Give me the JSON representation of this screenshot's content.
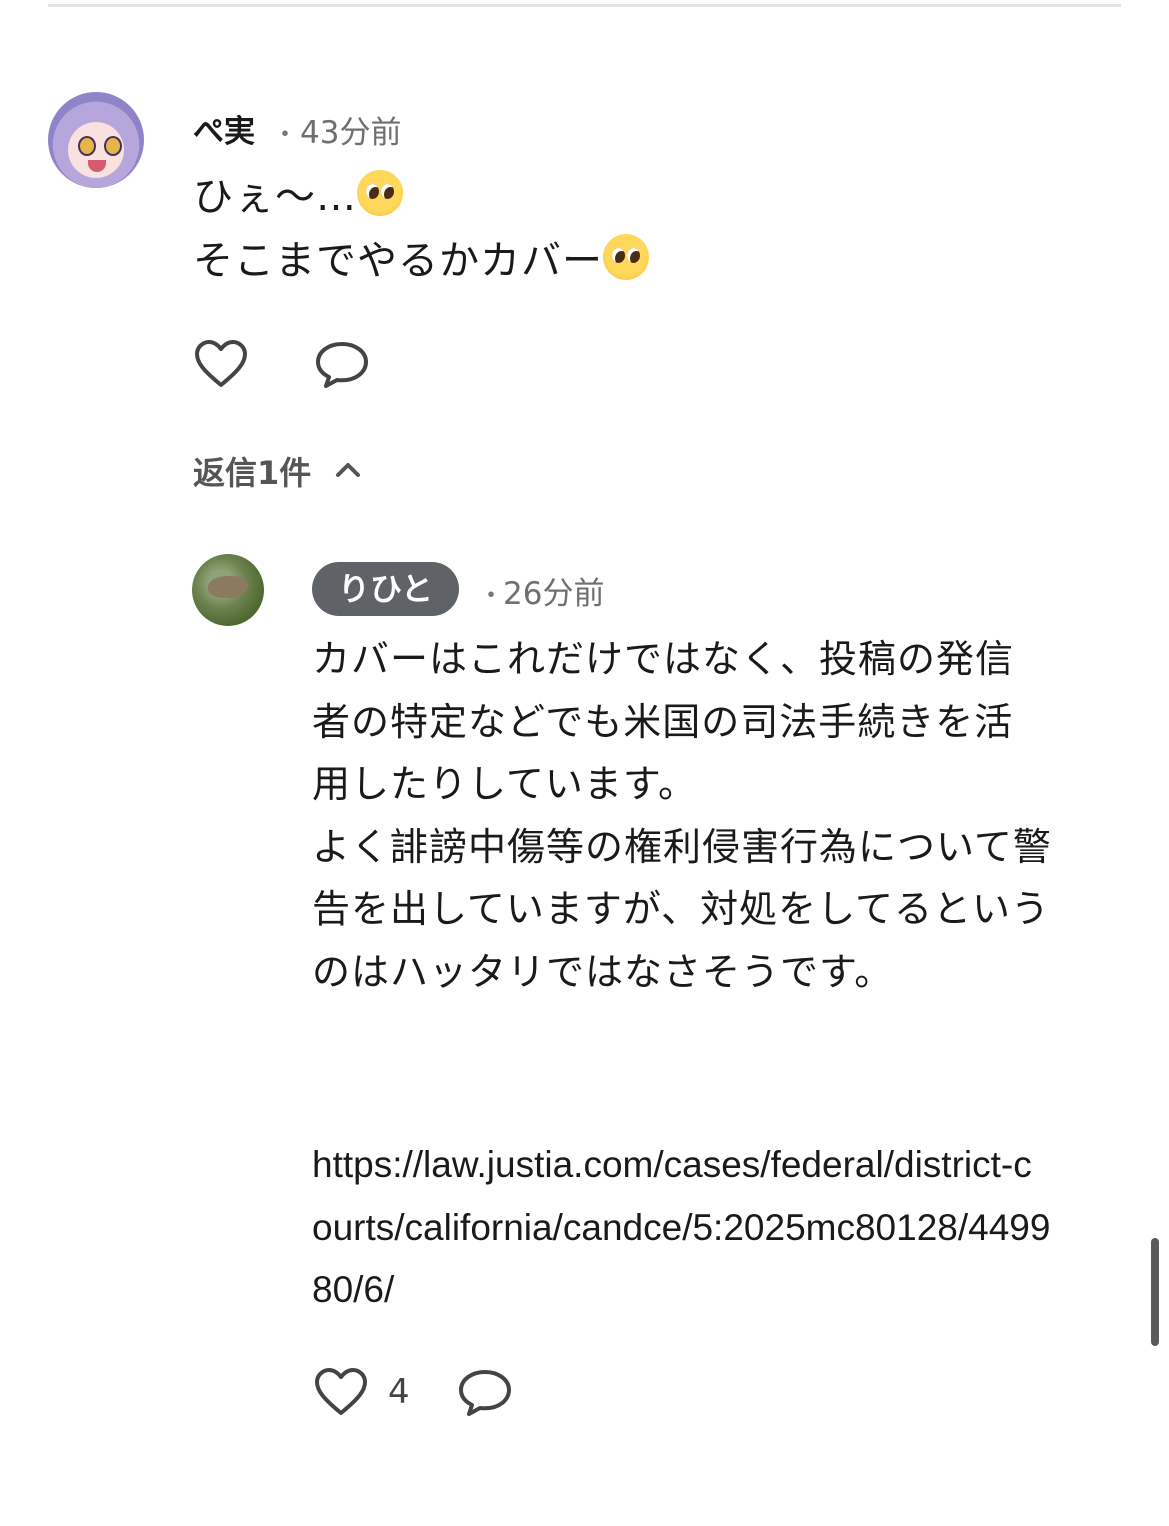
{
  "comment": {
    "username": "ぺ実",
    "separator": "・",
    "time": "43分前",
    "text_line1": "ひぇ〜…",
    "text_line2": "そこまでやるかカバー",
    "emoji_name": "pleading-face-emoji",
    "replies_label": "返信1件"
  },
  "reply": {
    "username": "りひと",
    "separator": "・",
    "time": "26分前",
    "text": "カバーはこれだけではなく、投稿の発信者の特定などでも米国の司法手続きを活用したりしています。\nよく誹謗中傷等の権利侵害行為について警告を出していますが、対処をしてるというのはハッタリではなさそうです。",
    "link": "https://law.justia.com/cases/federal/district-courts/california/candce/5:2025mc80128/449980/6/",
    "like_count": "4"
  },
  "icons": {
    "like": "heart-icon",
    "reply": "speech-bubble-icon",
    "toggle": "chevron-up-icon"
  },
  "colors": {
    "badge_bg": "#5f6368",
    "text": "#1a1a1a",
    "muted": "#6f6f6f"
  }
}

---+---

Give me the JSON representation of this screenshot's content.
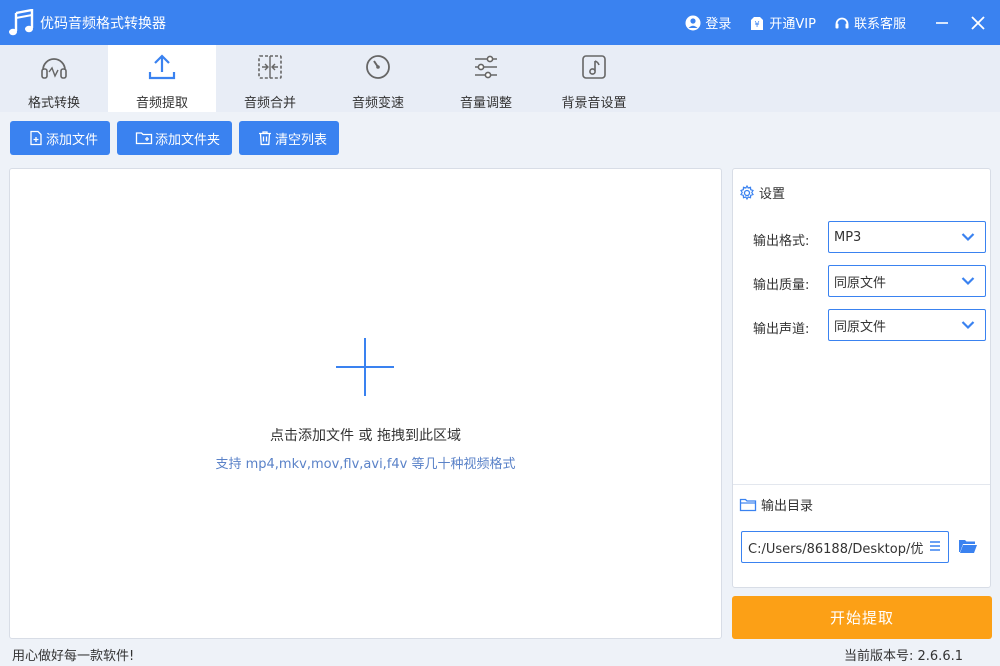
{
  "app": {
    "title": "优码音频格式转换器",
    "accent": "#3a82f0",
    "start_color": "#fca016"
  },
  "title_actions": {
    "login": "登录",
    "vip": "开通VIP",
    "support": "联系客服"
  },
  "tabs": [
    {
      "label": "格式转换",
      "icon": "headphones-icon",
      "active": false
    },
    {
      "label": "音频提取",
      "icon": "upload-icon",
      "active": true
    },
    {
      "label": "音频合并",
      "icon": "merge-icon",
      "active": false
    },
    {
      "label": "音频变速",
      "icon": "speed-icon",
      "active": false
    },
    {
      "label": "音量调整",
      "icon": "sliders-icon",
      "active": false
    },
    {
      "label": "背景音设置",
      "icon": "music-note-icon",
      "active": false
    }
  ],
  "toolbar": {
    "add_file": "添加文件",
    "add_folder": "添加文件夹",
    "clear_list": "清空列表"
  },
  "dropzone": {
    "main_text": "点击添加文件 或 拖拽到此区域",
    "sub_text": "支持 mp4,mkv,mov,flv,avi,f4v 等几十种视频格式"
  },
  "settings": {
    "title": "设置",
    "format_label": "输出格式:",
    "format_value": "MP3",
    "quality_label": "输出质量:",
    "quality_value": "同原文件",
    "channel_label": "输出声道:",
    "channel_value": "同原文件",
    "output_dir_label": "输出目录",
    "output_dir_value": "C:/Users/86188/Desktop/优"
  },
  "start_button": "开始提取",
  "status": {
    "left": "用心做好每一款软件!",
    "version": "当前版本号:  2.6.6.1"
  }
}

---+---

Extract from the data every line where "同原文件" shows up.

    "quality_value": "同原文件",
    "channel_value": "同原文件",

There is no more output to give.